Transcribe the full listing exactly, and drop every picture.

+++ DATA SECTION

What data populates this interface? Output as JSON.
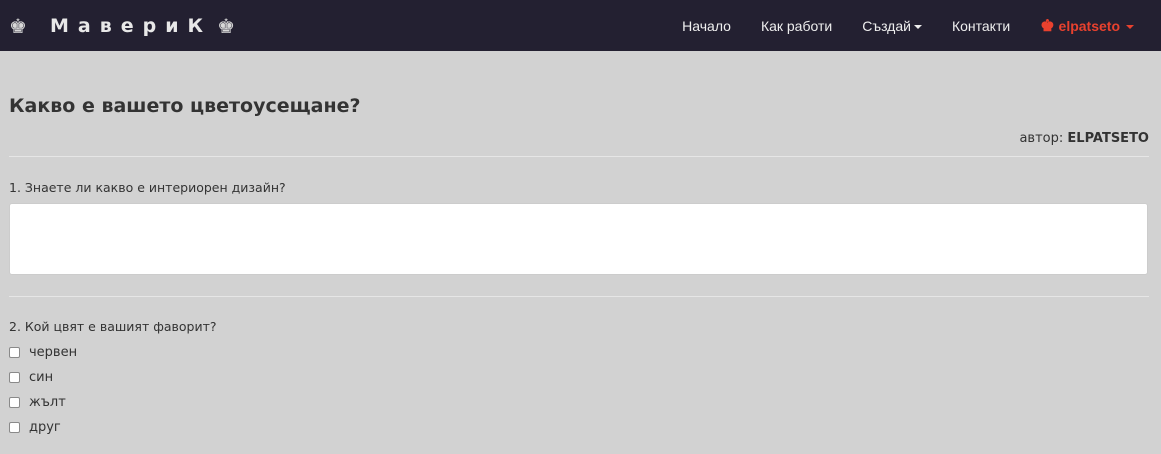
{
  "navbar": {
    "brand": "МавериК",
    "brand_icon_left": "chess-king-icon",
    "brand_icon_right": "chess-king-icon",
    "items": [
      {
        "label": "Начало"
      },
      {
        "label": "Как работи"
      },
      {
        "label": "Създай",
        "dropdown": true
      },
      {
        "label": "Контакти"
      }
    ],
    "user": {
      "label": "elpatseto",
      "icon": "chess-king-icon",
      "color": "#e8412e"
    }
  },
  "survey": {
    "title": "Какво е вашето цветоусещане?",
    "author_prefix": "автор:",
    "author_name": "ELPATSETO",
    "questions": [
      {
        "label": "1. Знаете ли какво е интериорен дизайн?",
        "type": "text",
        "value": ""
      },
      {
        "label": "2. Кой цвят е вашият фаворит?",
        "type": "checkbox",
        "options": [
          "червен",
          "син",
          "жълт",
          "друг"
        ]
      }
    ]
  },
  "colors": {
    "navbar_bg": "#232031",
    "page_bg": "#d2d2d2",
    "accent": "#e8412e"
  }
}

++++++

- _SOLUTION_
What data populates this interface? Output as JSON.
{
  "navbar": {
    "brand": "МавериК",
    "brand_icon_left": "chess-king-icon",
    "brand_icon_right": "chess-king-icon",
    "items": [
      {
        "label": "Начало"
      },
      {
        "label": "Как работи"
      },
      {
        "label": "Създай",
        "dropdown": true
      },
      {
        "label": "Контакти"
      }
    ],
    "user": {
      "label": "elpatseto",
      "icon": "chess-king-icon",
      "color": "#e8412e"
    }
  },
  "survey": {
    "title": "Какво е вашето цветоусещане?",
    "author_prefix": "автор:",
    "author_name": "ELPATSETO",
    "questions": [
      {
        "label": "1. Знаете ли какво е интериорен дизайн?",
        "type": "text",
        "value": ""
      },
      {
        "label": "2. Кой цвят е вашият фаворит?",
        "type": "checkbox",
        "options": [
          "червен",
          "син",
          "жълт",
          "друг"
        ]
      }
    ]
  },
  "colors": {
    "navbar_bg": "#232031",
    "page_bg": "#d2d2d2",
    "accent": "#e8412e"
  }
}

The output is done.